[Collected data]
--

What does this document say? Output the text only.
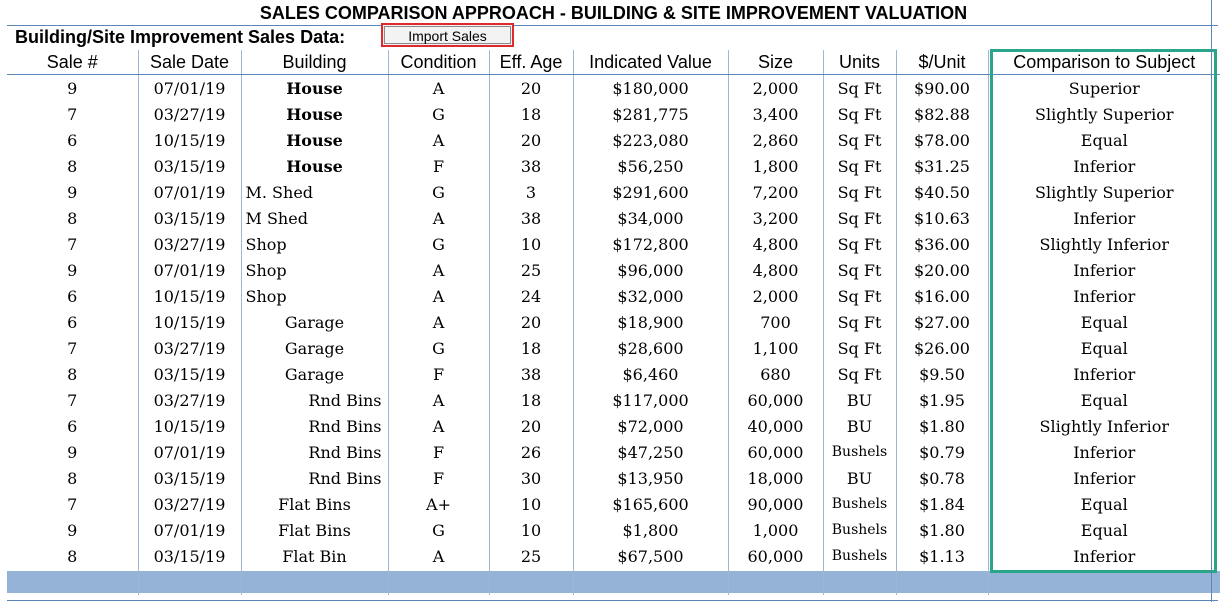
SALES COMPARISON APPROACH - BUILDING & SITE IMPROVEMENT VALUATION
Building/Site Improvement Sales Data:	Import Sales
Sale #	Sale Date	Building	Condition	Eff. Age	Indicated Value	Size	Units	$/Unit	Comparison to Subject
9	07/01/19	House	A	20	$180,000	2,000	Sq Ft	$90.00	Superior
7	03/27/19	House	G	18	$281,775	3,400	Sq Ft	$82.88	Slightly Superior
6	10/15/19	House	A	20	$223,080	2,860	Sq Ft	$78.00	Equal
8	03/15/19	House	F	38	$56,250	1,800	Sq Ft	$31.25	Inferior
9	07/01/19	M. Shed	G	3	$291,600	7,200	Sq Ft	$40.50	Slightly Superior
8	03/15/19	M Shed	A	38	$34,000	3,200	Sq Ft	$10.63	Inferior
7	03/27/19	Shop	G	10	$172,800	4,800	Sq Ft	$36.00	Slightly Inferior
9	07/01/19	Shop	A	25	$96,000	4,800	Sq Ft	$20.00	Inferior
6	10/15/19	Shop	A	24	$32,000	2,000	Sq Ft	$16.00	Inferior
6	10/15/19	Garage	A	20	$18,900	700	Sq Ft	$27.00	Equal
7	03/27/19	Garage	G	18	$28,600	1,100	Sq Ft	$26.00	Equal
8	03/15/19	Garage	F	38	$6,460	680	Sq Ft	$9.50	Inferior
7	03/27/19	Rnd Bins	A	18	$117,000	60,000	BU	$1.95	Equal
6	10/15/19	Rnd Bins	A	20	$72,000	40,000	BU	$1.80	Slightly Inferior
9	07/01/19	Rnd Bins	F	26	$47,250	60,000	Bushels	$0.79	Inferior
8	03/15/19	Rnd Bins	F	30	$13,950	18,000	BU	$0.78	Inferior
7	03/27/19	Flat Bins	A+	10	$165,600	90,000	Bushels	$1.84	Equal
9	07/01/19	Flat Bins	G	10	$1,800	1,000	Bushels	$1.80	Equal
8	03/15/19	Flat Bin	A	25	$67,500	60,000	Bushels	$1.13	Inferior
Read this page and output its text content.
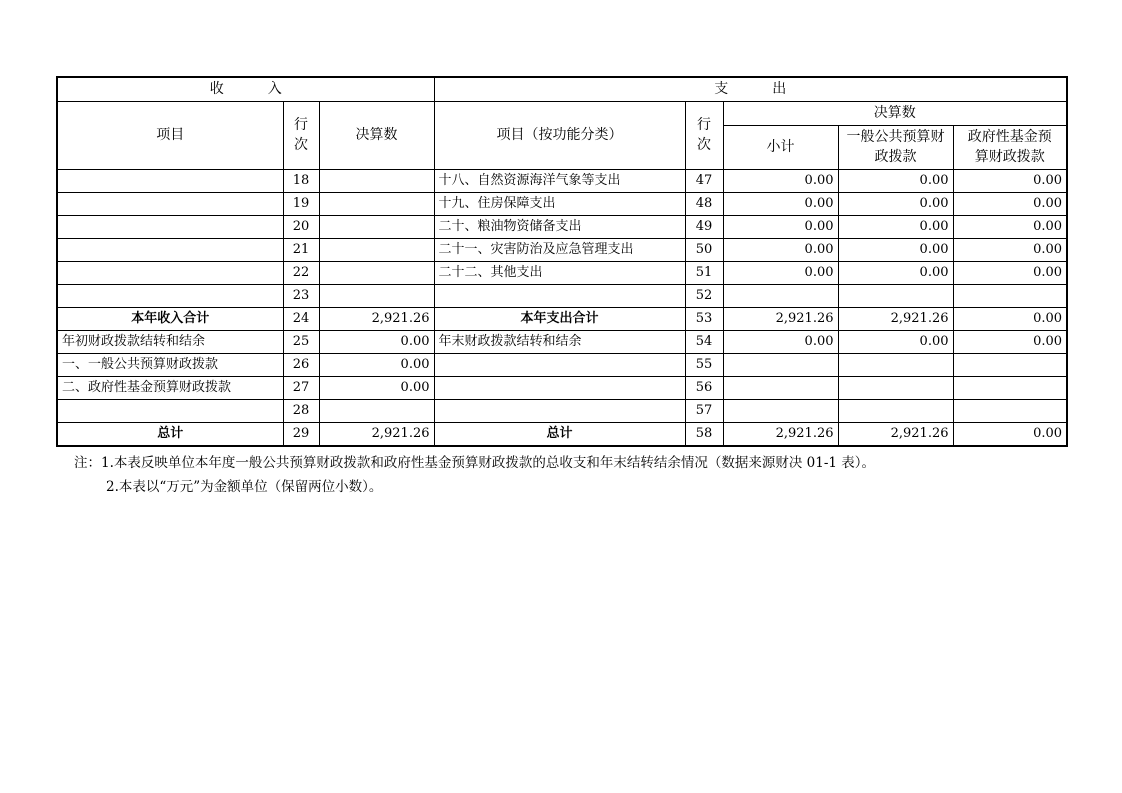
收入			支出				
项目	行次	决算数	项目（按功能分类）	行次	决算数		
					小计	一般公共预算财政拨款	政府性基金预算财政拨款
	18		十八、自然资源海洋气象等支出	47	0.00	0.00	0.00
	19		十九、住房保障支出	48	0.00	0.00	0.00
	20		二十、粮油物资储备支出	49	0.00	0.00	0.00
	21		二十一、灾害防治及应急管理支出	50	0.00	0.00	0.00
	22		二十二、其他支出	51	0.00	0.00	0.00
	23			52			
本年收入合计	24	2,921.26	本年支出合计	53	2,921.26	2,921.26	0.00
年初财政拨款结转和结余	25	0.00	年末财政拨款结转和结余	54	0.00	0.00	0.00
一、一般公共预算财政拨款	26	0.00		55			
二、政府性基金预算财政拨款	27	0.00		56			
	28			57			
总计	29	2,921.26	总计	58	2,921.26	2,921.26	0.00
注：1.本表反映单位本年度一般公共预算财政拨款和政府性基金预算财政拨款的总收支和年末结转结余情况（数据来源财决 01-1 表）。
2.本表以“万元”为金额单位（保留两位小数）。
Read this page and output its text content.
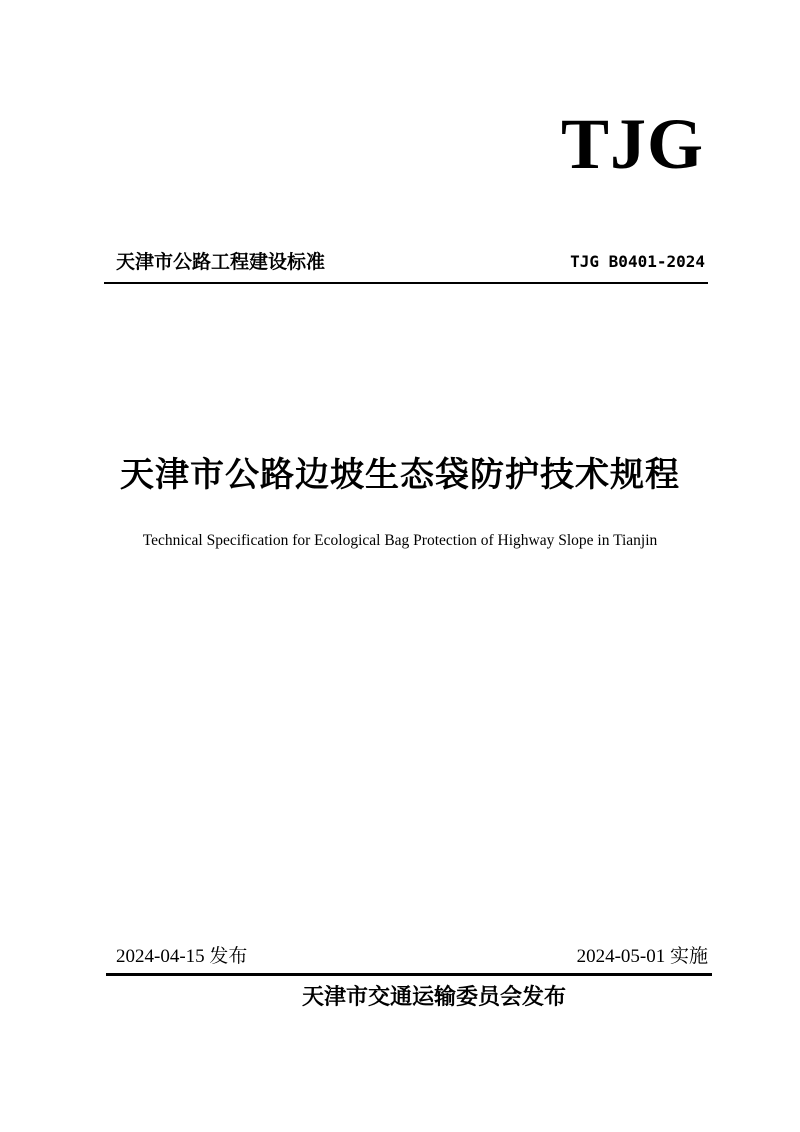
TJG
天津市公路工程建设标准	TJG B0401-2024
天津市公路边坡生态袋防护技术规程
Technical Specification for Ecological Bag Protection of Highway Slope in Tianjin
2024-04-15 发布	2024-05-01 实施
天津市交通运输委员会发布
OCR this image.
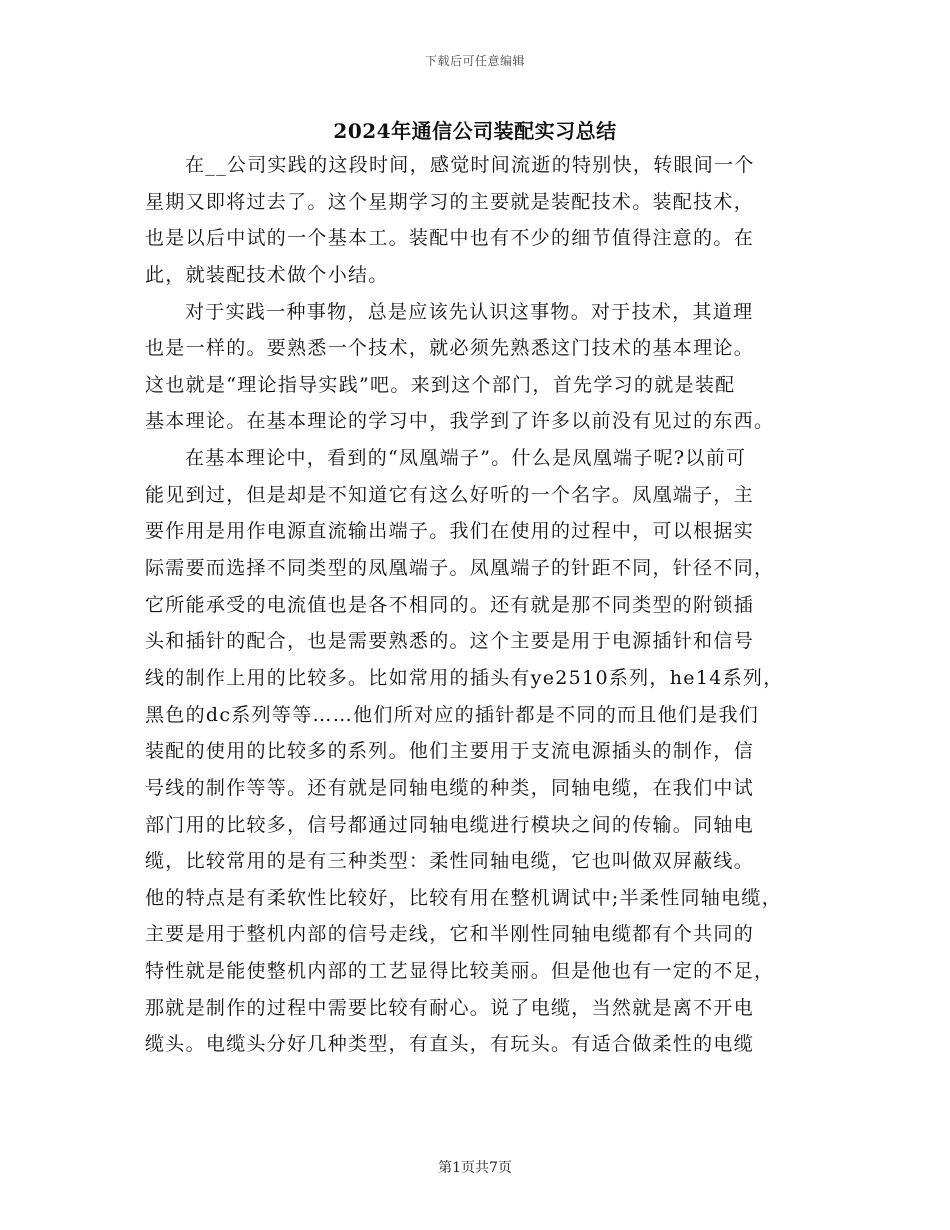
下载后可任意编辑
2024年通信公司装配实习总结
在__公司实践的这段时间，感觉时间流逝的特别快，转眼间一个
星期又即将过去了。这个星期学习的主要就是装配技术。装配技术，
也是以后中试的一个基本工。装配中也有不少的细节值得注意的。在
此，就装配技术做个小结。
对于实践一种事物，总是应该先认识这事物。对于技术，其道理
也是一样的。要熟悉一个技术，就必须先熟悉这门技术的基本理论。
这也就是“理论指导实践”吧。来到这个部门，首先学习的就是装配
基本理论。在基本理论的学习中，我学到了许多以前没有见过的东西。
在基本理论中，看到的“凤凰端子”。什么是凤凰端子呢?以前可
能见到过，但是却是不知道它有这么好听的一个名字。凤凰端子，主
要作用是用作电源直流输出端子。我们在使用的过程中，可以根据实
际需要而选择不同类型的凤凰端子。凤凰端子的针距不同，针径不同，
它所能承受的电流值也是各不相同的。还有就是那不同类型的附锁插
头和插针的配合，也是需要熟悉的。这个主要是用于电源插针和信号
线的制作上用的比较多。比如常用的插头有ye2510系列，he14系列，
黑色的dc系列等等……他们所对应的插针都是不同的而且他们是我们
装配的使用的比较多的系列。他们主要用于支流电源插头的制作，信
号线的制作等等。还有就是同轴电缆的种类，同轴电缆，在我们中试
部门用的比较多，信号都通过同轴电缆进行模块之间的传输。同轴电
缆，比较常用的是有三种类型：柔性同轴电缆，它也叫做双屏蔽线。
他的特点是有柔软性比较好，比较有用在整机调试中;半柔性同轴电缆，
主要是用于整机内部的信号走线，它和半刚性同轴电缆都有个共同的
特性就是能使整机内部的工艺显得比较美丽。但是他也有一定的不足，
那就是制作的过程中需要比较有耐心。说了电缆，当然就是离不开电
缆头。电缆头分好几种类型，有直头，有玩头。有适合做柔性的电缆
第1页共7页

--

Nothing but the lines from the one holding "OCR this image." through the last line of the entries should be written out, exactly and inclusively, minus the pictures.

*Answer for the task:*
OCR this image.
下载后可任意编辑
2024年通信公司装配实习总结
在__公司实践的这段时间，感觉时间流逝的特别快，转眼间一个
星期又即将过去了。这个星期学习的主要就是装配技术。装配技术，
也是以后中试的一个基本工。装配中也有不少的细节值得注意的。在
此，就装配技术做个小结。
对于实践一种事物，总是应该先认识这事物。对于技术，其道理
也是一样的。要熟悉一个技术，就必须先熟悉这门技术的基本理论。
这也就是“理论指导实践”吧。来到这个部门，首先学习的就是装配
基本理论。在基本理论的学习中，我学到了许多以前没有见过的东西。
在基本理论中，看到的“凤凰端子”。什么是凤凰端子呢?以前可
能见到过，但是却是不知道它有这么好听的一个名字。凤凰端子，主
要作用是用作电源直流输出端子。我们在使用的过程中，可以根据实
际需要而选择不同类型的凤凰端子。凤凰端子的针距不同，针径不同，
它所能承受的电流值也是各不相同的。还有就是那不同类型的附锁插
头和插针的配合，也是需要熟悉的。这个主要是用于电源插针和信号
线的制作上用的比较多。比如常用的插头有ye2510系列，he14系列，
黑色的dc系列等等……他们所对应的插针都是不同的而且他们是我们
装配的使用的比较多的系列。他们主要用于支流电源插头的制作，信
号线的制作等等。还有就是同轴电缆的种类，同轴电缆，在我们中试
部门用的比较多，信号都通过同轴电缆进行模块之间的传输。同轴电
缆，比较常用的是有三种类型：柔性同轴电缆，它也叫做双屏蔽线。
他的特点是有柔软性比较好，比较有用在整机调试中;半柔性同轴电缆，
主要是用于整机内部的信号走线，它和半刚性同轴电缆都有个共同的
特性就是能使整机内部的工艺显得比较美丽。但是他也有一定的不足，
那就是制作的过程中需要比较有耐心。说了电缆，当然就是离不开电
缆头。电缆头分好几种类型，有直头，有玩头。有适合做柔性的电缆
第1页共7页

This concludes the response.